▶ [Goal of the exercise]:
The data below needs to be returned exactly, line for line.

▶ [Excerpted records]:

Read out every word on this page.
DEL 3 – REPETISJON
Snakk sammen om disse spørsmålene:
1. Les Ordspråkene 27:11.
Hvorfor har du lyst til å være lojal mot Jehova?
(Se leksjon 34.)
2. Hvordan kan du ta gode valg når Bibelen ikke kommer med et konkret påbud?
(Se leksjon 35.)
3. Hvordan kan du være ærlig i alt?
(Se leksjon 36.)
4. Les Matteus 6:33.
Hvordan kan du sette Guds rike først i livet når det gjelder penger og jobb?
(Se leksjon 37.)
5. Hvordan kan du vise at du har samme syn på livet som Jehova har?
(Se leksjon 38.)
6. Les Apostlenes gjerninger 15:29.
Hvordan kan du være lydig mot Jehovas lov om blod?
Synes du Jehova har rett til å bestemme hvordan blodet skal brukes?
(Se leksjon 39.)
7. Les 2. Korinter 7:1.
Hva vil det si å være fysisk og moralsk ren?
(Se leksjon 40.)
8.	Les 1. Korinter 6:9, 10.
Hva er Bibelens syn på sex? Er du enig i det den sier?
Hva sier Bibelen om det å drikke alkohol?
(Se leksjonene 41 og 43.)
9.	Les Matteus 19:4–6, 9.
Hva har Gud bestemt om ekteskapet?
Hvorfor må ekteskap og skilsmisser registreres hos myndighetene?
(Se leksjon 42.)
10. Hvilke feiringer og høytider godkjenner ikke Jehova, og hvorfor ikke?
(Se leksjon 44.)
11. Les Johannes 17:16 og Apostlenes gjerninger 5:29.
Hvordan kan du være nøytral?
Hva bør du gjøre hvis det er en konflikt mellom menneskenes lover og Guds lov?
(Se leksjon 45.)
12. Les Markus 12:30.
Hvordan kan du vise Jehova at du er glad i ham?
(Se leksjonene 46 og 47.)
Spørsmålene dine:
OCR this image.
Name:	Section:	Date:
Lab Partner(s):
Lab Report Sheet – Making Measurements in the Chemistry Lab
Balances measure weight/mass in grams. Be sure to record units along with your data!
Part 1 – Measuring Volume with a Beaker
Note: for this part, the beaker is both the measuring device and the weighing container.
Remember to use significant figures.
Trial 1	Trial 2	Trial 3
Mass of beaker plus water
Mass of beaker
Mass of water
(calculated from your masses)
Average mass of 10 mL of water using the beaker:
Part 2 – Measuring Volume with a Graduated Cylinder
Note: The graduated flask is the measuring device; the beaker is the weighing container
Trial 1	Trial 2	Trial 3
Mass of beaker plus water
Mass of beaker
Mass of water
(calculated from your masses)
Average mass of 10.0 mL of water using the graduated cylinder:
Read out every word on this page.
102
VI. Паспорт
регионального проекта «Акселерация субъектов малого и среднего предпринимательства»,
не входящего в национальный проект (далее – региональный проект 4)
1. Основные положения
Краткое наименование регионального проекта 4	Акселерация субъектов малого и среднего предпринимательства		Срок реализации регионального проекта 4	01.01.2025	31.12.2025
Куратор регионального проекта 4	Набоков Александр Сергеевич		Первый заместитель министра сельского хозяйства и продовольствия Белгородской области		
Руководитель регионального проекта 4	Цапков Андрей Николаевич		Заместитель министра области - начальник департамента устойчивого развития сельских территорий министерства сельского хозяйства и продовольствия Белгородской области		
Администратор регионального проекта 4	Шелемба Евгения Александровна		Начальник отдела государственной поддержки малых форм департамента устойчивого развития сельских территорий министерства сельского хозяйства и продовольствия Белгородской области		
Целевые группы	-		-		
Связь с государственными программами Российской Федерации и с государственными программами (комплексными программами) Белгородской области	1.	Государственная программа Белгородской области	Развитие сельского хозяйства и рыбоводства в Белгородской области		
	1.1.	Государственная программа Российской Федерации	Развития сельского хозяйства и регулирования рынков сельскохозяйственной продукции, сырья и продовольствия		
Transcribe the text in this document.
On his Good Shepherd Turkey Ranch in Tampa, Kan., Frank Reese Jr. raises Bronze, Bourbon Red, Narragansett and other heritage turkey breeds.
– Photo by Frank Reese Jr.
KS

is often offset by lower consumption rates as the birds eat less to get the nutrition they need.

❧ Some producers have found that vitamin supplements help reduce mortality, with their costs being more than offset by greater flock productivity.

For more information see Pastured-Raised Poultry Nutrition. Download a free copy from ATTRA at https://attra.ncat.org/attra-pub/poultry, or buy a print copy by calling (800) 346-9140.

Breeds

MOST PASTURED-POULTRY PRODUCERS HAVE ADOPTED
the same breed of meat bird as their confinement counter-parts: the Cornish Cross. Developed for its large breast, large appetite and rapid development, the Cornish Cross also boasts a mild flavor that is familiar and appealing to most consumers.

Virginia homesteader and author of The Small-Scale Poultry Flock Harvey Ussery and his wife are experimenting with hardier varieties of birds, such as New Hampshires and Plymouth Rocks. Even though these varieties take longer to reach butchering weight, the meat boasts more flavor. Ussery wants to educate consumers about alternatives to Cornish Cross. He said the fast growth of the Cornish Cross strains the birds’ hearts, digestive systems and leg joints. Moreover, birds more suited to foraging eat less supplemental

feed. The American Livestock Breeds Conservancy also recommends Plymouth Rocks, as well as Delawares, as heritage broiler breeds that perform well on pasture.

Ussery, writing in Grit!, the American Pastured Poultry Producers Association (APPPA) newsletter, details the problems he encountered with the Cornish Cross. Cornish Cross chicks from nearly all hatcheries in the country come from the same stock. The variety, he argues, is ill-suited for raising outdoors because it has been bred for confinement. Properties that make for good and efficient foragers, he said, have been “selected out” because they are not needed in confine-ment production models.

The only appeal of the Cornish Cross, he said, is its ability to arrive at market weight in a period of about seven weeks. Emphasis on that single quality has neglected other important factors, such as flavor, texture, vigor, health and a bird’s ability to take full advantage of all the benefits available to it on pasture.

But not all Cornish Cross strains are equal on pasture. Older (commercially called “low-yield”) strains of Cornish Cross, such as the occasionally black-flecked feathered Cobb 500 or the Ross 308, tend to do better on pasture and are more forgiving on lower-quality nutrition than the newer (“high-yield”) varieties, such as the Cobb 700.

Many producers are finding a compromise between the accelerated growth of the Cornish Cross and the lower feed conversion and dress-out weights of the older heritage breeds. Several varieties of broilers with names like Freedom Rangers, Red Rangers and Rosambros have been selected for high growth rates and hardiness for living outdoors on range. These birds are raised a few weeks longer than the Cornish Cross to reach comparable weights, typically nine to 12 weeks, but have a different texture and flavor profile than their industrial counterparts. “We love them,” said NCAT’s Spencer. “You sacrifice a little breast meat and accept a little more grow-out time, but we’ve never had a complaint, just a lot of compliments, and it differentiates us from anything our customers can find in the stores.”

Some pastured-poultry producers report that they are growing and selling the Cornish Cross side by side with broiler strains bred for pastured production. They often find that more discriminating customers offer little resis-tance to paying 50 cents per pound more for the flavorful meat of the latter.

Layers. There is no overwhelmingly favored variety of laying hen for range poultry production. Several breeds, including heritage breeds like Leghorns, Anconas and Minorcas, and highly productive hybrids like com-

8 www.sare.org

▶ [Answer to this task]:
Read out every word on this page.
DEL 3 – REPETISJON
Snakk sammen om disse spørsmålene:
1. Les Ordspråkene 27:11.
Hvorfor har du lyst til å være lojal mot Jehova?
(Se leksjon 34.)
2. Hvordan kan du ta gode valg når Bibelen ikke kommer med et konkret påbud?
(Se leksjon 35.)
3. Hvordan kan du være ærlig i alt?
(Se leksjon 36.)
4. Les Matteus 6:33.
Hvordan kan du sette Guds rike først i livet når det gjelder penger og jobb?
(Se leksjon 37.)
5. Hvordan kan du vise at du har samme syn på livet som Jehova har?
(Se leksjon 38.)
6. Les Apostlenes gjerninger 15:29.
Hvordan kan du være lydig mot Jehovas lov om blod?
Synes du Jehova har rett til å bestemme hvordan blodet skal brukes?
(Se leksjon 39.)
7. Les 2. Korinter 7:1.
Hva vil det si å være fysisk og moralsk ren?
(Se leksjon 40.)
8.	Les 1. Korinter 6:9, 10.
Hva er Bibelens syn på sex? Er du enig i det den sier?
Hva sier Bibelen om det å drikke alkohol?
(Se leksjonene 41 og 43.)
9.	Les Matteus 19:4–6, 9.
Hva har Gud bestemt om ekteskapet?
Hvorfor må ekteskap og skilsmisser registreres hos myndighetene?
(Se leksjon 42.)
10. Hvilke feiringer og høytider godkjenner ikke Jehova, og hvorfor ikke?
(Se leksjon 44.)
11. Les Johannes 17:16 og Apostlenes gjerninger 5:29.
Hvordan kan du være nøytral?
Hva bør du gjøre hvis det er en konflikt mellom menneskenes lover og Guds lov?
(Se leksjon 45.)
12. Les Markus 12:30.
Hvordan kan du vise Jehova at du er glad i ham?
(Se leksjonene 46 og 47.)
Spørsmålene dine:
OCR this image.
Name:	Section:	Date:
Lab Partner(s):
Lab Report Sheet – Making Measurements in the Chemistry Lab
Balances measure weight/mass in grams. Be sure to record units along with your data!
Part 1 – Measuring Volume with a Beaker
Note: for this part, the beaker is both the measuring device and the weighing container.
Remember to use significant figures.
Trial 1	Trial 2	Trial 3
Mass of beaker plus water
Mass of beaker
Mass of water
(calculated from your masses)
Average mass of 10 mL of water using the beaker:
Part 2 – Measuring Volume with a Graduated Cylinder
Note: The graduated flask is the measuring device; the beaker is the weighing container
Trial 1	Trial 2	Trial 3
Mass of beaker plus water
Mass of beaker
Mass of water
(calculated from your masses)
Average mass of 10.0 mL of water using the graduated cylinder:
Read out every word on this page.
102
VI. Паспорт
регионального проекта «Акселерация субъектов малого и среднего предпринимательства»,
не входящего в национальный проект (далее – региональный проект 4)
1. Основные положения
Краткое наименование регионального проекта 4	Акселерация субъектов малого и среднего предпринимательства		Срок реализации регионального проекта 4	01.01.2025	31.12.2025
Куратор регионального проекта 4	Набоков Александр Сергеевич		Первый заместитель министра сельского хозяйства и продовольствия Белгородской области		
Руководитель регионального проекта 4	Цапков Андрей Николаевич		Заместитель министра области - начальник департамента устойчивого развития сельских территорий министерства сельского хозяйства и продовольствия Белгородской области		
Администратор регионального проекта 4	Шелемба Евгения Александровна		Начальник отдела государственной поддержки малых форм департамента устойчивого развития сельских территорий министерства сельского хозяйства и продовольствия Белгородской области		
Целевые группы	-		-		
Связь с государственными программами Российской Федерации и с государственными программами (комплексными программами) Белгородской области	1.	Государственная программа Белгородской области	Развитие сельского хозяйства и рыбоводства в Белгородской области		
	1.1.	Государственная программа Российской Федерации	Развития сельского хозяйства и регулирования рынков сельскохозяйственной продукции, сырья и продовольствия		
Transcribe the text in this document.
On his Good Shepherd Turkey Ranch in Tampa, Kan., Frank Reese Jr. raises Bronze, Bourbon Red, Narragansett and other heritage turkey breeds.
– Photo by Frank Reese Jr.
KS

is often offset by lower consumption rates as the birds eat less to get the nutrition they need.

❧ Some producers have found that vitamin supplements help reduce mortality, with their costs being more than offset by greater flock productivity.

For more information see Pastured-Raised Poultry Nutrition. Download a free copy from ATTRA at https://attra.ncat.org/attra-pub/poultry, or buy a print copy by calling (800) 346-9140.

Breeds

MOST PASTURED-POULTRY PRODUCERS HAVE ADOPTED
the same breed of meat bird as their confinement counter-parts: the Cornish Cross. Developed for its large breast, large appetite and rapid development, the Cornish Cross also boasts a mild flavor that is familiar and appealing to most consumers.

Virginia homesteader and author of The Small-Scale Poultry Flock Harvey Ussery and his wife are experimenting with hardier varieties of birds, such as New Hampshires and Plymouth Rocks. Even though these varieties take longer to reach butchering weight, the meat boasts more flavor. Ussery wants to educate consumers about alternatives to Cornish Cross. He said the fast growth of the Cornish Cross strains the birds’ hearts, digestive systems and leg joints. Moreover, birds more suited to foraging eat less supplemental

feed. The American Livestock Breeds Conservancy also recommends Plymouth Rocks, as well as Delawares, as heritage broiler breeds that perform well on pasture.

Ussery, writing in Grit!, the American Pastured Poultry Producers Association (APPPA) newsletter, details the problems he encountered with the Cornish Cross. Cornish Cross chicks from nearly all hatcheries in the country come from the same stock. The variety, he argues, is ill-suited for raising outdoors because it has been bred for confinement. Properties that make for good and efficient foragers, he said, have been “selected out” because they are not needed in confine-ment production models.

The only appeal of the Cornish Cross, he said, is its ability to arrive at market weight in a period of about seven weeks. Emphasis on that single quality has neglected other important factors, such as flavor, texture, vigor, health and a bird’s ability to take full advantage of all the benefits available to it on pasture.

But not all Cornish Cross strains are equal on pasture. Older (commercially called “low-yield”) strains of Cornish Cross, such as the occasionally black-flecked feathered Cobb 500 or the Ross 308, tend to do better on pasture and are more forgiving on lower-quality nutrition than the newer (“high-yield”) varieties, such as the Cobb 700.

Many producers are finding a compromise between the accelerated growth of the Cornish Cross and the lower feed conversion and dress-out weights of the older heritage breeds. Several varieties of broilers with names like Freedom Rangers, Red Rangers and Rosambros have been selected for high growth rates and hardiness for living outdoors on range. These birds are raised a few weeks longer than the Cornish Cross to reach comparable weights, typically nine to 12 weeks, but have a different texture and flavor profile than their industrial counterparts. “We love them,” said NCAT’s Spencer. “You sacrifice a little breast meat and accept a little more grow-out time, but we’ve never had a complaint, just a lot of compliments, and it differentiates us from anything our customers can find in the stores.”

Some pastured-poultry producers report that they are growing and selling the Cornish Cross side by side with broiler strains bred for pastured production. They often find that more discriminating customers offer little resis-tance to paying 50 cents per pound more for the flavorful meat of the latter.

Layers. There is no overwhelmingly favored variety of laying hen for range poultry production. Several breeds, including heritage breeds like Leghorns, Anconas and Minorcas, and highly productive hybrids like com-

8 www.sare.org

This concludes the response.